— What this task involves —
For the data that follows, report how many lines contain the word "RELATIVE", and nothing else.

◆ ◆ ◆ ◆ ◆ ◆ ◆

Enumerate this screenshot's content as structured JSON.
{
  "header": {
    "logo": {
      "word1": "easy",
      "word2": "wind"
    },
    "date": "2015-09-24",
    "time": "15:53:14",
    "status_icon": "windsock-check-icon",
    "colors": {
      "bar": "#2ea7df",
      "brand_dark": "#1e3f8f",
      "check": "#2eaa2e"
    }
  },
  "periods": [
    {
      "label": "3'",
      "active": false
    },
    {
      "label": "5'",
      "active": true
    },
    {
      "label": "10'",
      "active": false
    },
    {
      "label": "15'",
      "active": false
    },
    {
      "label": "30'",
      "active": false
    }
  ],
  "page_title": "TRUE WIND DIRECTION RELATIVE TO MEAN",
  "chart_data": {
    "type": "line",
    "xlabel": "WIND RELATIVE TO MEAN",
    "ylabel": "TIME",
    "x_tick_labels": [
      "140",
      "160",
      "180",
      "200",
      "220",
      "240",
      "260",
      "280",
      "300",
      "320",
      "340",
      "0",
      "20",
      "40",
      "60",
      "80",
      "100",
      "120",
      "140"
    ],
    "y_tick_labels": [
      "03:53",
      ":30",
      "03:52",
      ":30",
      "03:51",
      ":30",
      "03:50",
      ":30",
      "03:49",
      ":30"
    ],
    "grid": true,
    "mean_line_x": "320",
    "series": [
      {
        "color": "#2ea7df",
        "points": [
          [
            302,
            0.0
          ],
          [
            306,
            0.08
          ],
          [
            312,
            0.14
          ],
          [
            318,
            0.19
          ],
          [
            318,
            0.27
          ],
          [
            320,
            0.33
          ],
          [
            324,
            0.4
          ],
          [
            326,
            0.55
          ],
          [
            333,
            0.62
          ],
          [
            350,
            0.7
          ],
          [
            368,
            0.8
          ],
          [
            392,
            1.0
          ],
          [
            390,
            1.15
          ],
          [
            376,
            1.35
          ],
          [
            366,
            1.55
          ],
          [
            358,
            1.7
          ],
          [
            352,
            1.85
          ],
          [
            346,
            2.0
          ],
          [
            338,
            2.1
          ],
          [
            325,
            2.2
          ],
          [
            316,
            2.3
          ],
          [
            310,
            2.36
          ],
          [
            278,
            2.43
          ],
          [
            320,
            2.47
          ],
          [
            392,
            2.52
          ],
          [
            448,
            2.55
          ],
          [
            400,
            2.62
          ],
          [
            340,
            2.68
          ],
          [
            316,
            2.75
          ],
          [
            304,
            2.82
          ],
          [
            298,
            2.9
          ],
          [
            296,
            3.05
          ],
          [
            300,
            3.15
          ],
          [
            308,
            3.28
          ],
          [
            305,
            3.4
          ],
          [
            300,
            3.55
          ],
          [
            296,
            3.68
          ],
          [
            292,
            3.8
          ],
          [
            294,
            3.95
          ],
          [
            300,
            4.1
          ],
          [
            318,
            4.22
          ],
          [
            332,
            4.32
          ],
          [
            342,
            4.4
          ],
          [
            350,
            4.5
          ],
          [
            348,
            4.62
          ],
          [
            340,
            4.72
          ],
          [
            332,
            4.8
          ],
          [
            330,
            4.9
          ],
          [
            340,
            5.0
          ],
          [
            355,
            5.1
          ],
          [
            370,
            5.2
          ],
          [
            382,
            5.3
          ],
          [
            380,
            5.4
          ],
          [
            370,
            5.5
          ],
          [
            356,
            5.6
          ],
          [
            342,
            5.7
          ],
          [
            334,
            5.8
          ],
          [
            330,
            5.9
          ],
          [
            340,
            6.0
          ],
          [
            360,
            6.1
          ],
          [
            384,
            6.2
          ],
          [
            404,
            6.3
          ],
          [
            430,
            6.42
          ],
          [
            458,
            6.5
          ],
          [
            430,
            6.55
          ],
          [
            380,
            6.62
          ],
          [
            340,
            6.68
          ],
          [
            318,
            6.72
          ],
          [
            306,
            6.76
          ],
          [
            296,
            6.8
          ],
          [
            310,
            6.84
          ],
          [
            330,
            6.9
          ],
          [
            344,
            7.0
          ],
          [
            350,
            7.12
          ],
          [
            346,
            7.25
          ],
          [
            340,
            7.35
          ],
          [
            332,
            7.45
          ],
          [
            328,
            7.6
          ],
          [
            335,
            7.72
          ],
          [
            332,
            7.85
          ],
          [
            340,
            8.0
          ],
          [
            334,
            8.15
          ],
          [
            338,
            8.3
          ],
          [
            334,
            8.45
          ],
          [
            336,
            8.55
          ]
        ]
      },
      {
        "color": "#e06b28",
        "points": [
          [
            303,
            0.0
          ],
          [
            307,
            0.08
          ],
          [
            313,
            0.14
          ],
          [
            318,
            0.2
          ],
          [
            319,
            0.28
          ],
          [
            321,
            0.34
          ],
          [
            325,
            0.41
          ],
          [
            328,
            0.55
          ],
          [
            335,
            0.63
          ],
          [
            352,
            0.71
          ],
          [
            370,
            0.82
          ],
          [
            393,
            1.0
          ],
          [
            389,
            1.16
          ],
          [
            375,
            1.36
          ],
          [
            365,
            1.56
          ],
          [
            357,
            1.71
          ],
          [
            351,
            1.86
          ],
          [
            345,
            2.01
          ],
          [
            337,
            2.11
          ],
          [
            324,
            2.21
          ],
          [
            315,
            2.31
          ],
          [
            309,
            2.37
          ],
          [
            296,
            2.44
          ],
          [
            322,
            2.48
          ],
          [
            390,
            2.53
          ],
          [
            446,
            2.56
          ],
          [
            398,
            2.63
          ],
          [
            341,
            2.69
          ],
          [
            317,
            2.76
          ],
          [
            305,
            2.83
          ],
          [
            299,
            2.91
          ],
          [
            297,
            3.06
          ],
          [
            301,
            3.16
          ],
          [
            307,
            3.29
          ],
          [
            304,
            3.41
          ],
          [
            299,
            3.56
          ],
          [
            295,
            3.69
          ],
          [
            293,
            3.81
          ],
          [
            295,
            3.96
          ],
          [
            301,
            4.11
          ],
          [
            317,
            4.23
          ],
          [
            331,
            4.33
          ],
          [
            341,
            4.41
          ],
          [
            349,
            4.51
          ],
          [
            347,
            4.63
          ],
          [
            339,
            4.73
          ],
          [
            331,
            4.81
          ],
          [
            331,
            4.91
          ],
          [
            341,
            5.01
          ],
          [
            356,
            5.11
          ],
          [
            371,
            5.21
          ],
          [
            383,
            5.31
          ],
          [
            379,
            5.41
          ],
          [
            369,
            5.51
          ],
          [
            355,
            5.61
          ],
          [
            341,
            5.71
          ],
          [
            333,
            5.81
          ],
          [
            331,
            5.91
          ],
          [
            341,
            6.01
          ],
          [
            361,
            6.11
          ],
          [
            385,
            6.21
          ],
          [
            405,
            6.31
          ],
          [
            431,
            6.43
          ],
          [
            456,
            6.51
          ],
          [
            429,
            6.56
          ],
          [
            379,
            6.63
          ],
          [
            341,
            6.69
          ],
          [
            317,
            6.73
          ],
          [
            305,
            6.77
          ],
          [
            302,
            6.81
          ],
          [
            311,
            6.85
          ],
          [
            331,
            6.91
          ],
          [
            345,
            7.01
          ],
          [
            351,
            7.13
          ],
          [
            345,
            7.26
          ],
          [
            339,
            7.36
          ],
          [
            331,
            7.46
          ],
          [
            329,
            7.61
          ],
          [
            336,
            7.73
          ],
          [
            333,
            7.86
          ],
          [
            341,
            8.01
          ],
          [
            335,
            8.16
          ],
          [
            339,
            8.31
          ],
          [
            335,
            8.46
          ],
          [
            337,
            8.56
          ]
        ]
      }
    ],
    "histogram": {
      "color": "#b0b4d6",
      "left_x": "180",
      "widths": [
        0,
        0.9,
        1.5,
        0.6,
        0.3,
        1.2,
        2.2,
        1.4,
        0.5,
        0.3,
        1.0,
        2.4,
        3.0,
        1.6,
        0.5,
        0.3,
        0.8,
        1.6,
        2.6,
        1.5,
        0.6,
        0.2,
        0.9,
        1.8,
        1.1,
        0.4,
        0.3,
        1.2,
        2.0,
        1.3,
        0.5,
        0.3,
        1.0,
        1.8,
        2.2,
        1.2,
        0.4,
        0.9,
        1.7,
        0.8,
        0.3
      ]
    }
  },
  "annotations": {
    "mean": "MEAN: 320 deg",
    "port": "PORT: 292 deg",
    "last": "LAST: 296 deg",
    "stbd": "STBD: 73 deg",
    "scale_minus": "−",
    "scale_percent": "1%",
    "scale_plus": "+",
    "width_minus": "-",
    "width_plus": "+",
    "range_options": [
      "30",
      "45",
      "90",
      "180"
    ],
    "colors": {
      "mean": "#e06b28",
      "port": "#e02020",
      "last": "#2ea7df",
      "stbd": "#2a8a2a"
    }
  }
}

◆ ◆ ◆ ◆ ◆ ◆ ◆

— Worked solution —
2